Exercise prompt:
Retype all the records with nothing changed.

Dataset:
○ ○ ○ ○ ○
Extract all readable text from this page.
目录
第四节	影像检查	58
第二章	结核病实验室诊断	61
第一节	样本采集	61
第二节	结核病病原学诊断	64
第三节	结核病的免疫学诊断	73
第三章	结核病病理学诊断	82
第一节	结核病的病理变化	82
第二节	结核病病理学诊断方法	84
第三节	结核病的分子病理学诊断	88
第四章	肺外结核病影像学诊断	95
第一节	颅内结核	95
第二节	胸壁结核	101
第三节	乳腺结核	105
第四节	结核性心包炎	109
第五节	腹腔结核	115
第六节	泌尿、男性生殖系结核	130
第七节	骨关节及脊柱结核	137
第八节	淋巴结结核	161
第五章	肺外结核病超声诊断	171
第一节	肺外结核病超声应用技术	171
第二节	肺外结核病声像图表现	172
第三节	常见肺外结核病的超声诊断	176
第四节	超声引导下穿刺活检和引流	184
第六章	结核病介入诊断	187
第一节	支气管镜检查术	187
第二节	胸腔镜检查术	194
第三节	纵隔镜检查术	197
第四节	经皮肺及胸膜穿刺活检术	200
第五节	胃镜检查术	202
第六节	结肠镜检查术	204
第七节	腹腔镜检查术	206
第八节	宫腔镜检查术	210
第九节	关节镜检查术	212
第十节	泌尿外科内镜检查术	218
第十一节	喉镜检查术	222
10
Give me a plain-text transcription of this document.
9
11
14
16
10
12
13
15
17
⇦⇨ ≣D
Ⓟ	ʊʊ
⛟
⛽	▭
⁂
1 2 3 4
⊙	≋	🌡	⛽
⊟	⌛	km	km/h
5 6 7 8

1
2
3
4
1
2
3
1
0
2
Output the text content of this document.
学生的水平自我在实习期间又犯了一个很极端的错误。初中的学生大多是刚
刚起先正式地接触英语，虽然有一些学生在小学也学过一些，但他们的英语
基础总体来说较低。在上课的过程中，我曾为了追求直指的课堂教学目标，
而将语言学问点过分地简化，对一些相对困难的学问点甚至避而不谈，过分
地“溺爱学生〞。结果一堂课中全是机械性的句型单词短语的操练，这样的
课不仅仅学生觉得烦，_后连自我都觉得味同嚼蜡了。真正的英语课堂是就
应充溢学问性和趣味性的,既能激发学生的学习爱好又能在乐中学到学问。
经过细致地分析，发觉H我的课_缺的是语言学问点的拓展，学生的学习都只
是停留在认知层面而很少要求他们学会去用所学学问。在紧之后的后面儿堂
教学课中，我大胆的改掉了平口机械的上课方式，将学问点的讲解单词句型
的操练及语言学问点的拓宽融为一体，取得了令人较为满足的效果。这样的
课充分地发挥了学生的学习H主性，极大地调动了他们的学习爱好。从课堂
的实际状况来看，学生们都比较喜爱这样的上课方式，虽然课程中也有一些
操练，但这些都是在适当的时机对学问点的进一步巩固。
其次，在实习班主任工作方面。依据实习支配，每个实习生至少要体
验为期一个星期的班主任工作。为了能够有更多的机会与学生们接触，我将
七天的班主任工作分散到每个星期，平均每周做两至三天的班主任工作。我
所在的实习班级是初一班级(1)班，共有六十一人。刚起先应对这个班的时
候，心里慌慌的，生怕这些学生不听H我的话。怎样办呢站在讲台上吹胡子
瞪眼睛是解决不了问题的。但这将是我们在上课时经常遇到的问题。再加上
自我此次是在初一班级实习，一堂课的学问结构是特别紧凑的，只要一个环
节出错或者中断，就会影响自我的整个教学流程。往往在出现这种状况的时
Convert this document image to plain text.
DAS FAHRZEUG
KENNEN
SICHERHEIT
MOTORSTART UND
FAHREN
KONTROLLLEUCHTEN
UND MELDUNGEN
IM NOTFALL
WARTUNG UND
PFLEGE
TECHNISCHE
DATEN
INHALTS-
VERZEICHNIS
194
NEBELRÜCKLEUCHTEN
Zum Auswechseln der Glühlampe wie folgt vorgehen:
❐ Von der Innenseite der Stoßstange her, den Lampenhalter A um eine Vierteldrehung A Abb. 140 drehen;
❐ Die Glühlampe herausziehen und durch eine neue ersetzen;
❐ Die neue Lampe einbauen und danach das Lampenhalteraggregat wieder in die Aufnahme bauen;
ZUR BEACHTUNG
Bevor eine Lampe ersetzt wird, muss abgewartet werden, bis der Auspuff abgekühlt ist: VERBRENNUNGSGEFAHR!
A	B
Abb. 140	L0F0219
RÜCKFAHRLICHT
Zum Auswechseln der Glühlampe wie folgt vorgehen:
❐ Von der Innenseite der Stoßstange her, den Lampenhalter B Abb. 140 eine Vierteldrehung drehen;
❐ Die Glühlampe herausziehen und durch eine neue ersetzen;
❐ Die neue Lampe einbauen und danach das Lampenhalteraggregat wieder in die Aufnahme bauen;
○ ○ ○ ○ ○
Result:
Extract all readable text from this page.
目录
第四节	影像检查	58
第二章	结核病实验室诊断	61
第一节	样本采集	61
第二节	结核病病原学诊断	64
第三节	结核病的免疫学诊断	73
第三章	结核病病理学诊断	82
第一节	结核病的病理变化	82
第二节	结核病病理学诊断方法	84
第三节	结核病的分子病理学诊断	88
第四章	肺外结核病影像学诊断	95
第一节	颅内结核	95
第二节	胸壁结核	101
第三节	乳腺结核	105
第四节	结核性心包炎	109
第五节	腹腔结核	115
第六节	泌尿、男性生殖系结核	130
第七节	骨关节及脊柱结核	137
第八节	淋巴结结核	161
第五章	肺外结核病超声诊断	171
第一节	肺外结核病超声应用技术	171
第二节	肺外结核病声像图表现	172
第三节	常见肺外结核病的超声诊断	176
第四节	超声引导下穿刺活检和引流	184
第六章	结核病介入诊断	187
第一节	支气管镜检查术	187
第二节	胸腔镜检查术	194
第三节	纵隔镜检查术	197
第四节	经皮肺及胸膜穿刺活检术	200
第五节	胃镜检查术	202
第六节	结肠镜检查术	204
第七节	腹腔镜检查术	206
第八节	宫腔镜检查术	210
第九节	关节镜检查术	212
第十节	泌尿外科内镜检查术	218
第十一节	喉镜检查术	222
10
Give me a plain-text transcription of this document.
9
11
14
16
10
12
13
15
17
⇦⇨ ≣D
Ⓟ	ʊʊ
⛟
⛽	▭
⁂
1 2 3 4
⊙	≋	🌡	⛽
⊟	⌛	km	km/h
5 6 7 8

1
2
3
4
1
2
3
1
0
2
Output the text content of this document.
学生的水平自我在实习期间又犯了一个很极端的错误。初中的学生大多是刚
刚起先正式地接触英语，虽然有一些学生在小学也学过一些，但他们的英语
基础总体来说较低。在上课的过程中，我曾为了追求直指的课堂教学目标，
而将语言学问点过分地简化，对一些相对困难的学问点甚至避而不谈，过分
地“溺爱学生〞。结果一堂课中全是机械性的句型单词短语的操练，这样的
课不仅仅学生觉得烦，_后连自我都觉得味同嚼蜡了。真正的英语课堂是就
应充溢学问性和趣味性的,既能激发学生的学习爱好又能在乐中学到学问。
经过细致地分析，发觉H我的课_缺的是语言学问点的拓展，学生的学习都只
是停留在认知层面而很少要求他们学会去用所学学问。在紧之后的后面儿堂
教学课中，我大胆的改掉了平口机械的上课方式，将学问点的讲解单词句型
的操练及语言学问点的拓宽融为一体，取得了令人较为满足的效果。这样的
课充分地发挥了学生的学习H主性，极大地调动了他们的学习爱好。从课堂
的实际状况来看，学生们都比较喜爱这样的上课方式，虽然课程中也有一些
操练，但这些都是在适当的时机对学问点的进一步巩固。
其次，在实习班主任工作方面。依据实习支配，每个实习生至少要体
验为期一个星期的班主任工作。为了能够有更多的机会与学生们接触，我将
七天的班主任工作分散到每个星期，平均每周做两至三天的班主任工作。我
所在的实习班级是初一班级(1)班，共有六十一人。刚起先应对这个班的时
候，心里慌慌的，生怕这些学生不听H我的话。怎样办呢站在讲台上吹胡子
瞪眼睛是解决不了问题的。但这将是我们在上课时经常遇到的问题。再加上
自我此次是在初一班级实习，一堂课的学问结构是特别紧凑的，只要一个环
节出错或者中断，就会影响自我的整个教学流程。往往在出现这种状况的时
Convert this document image to plain text.
DAS FAHRZEUG
KENNEN
SICHERHEIT
MOTORSTART UND
FAHREN
KONTROLLLEUCHTEN
UND MELDUNGEN
IM NOTFALL
WARTUNG UND
PFLEGE
TECHNISCHE
DATEN
INHALTS-
VERZEICHNIS
194
NEBELRÜCKLEUCHTEN
Zum Auswechseln der Glühlampe wie folgt vorgehen:
❐ Von der Innenseite der Stoßstange her, den Lampenhalter A um eine Vierteldrehung A Abb. 140 drehen;
❐ Die Glühlampe herausziehen und durch eine neue ersetzen;
❐ Die neue Lampe einbauen und danach das Lampenhalteraggregat wieder in die Aufnahme bauen;
ZUR BEACHTUNG
Bevor eine Lampe ersetzt wird, muss abgewartet werden, bis der Auspuff abgekühlt ist: VERBRENNUNGSGEFAHR!
A	B
Abb. 140	L0F0219
RÜCKFAHRLICHT
Zum Auswechseln der Glühlampe wie folgt vorgehen:
❐ Von der Innenseite der Stoßstange her, den Lampenhalter B Abb. 140 eine Vierteldrehung drehen;
❐ Die Glühlampe herausziehen und durch eine neue ersetzen;
❐ Die neue Lampe einbauen und danach das Lampenhalteraggregat wieder in die Aufnahme bauen;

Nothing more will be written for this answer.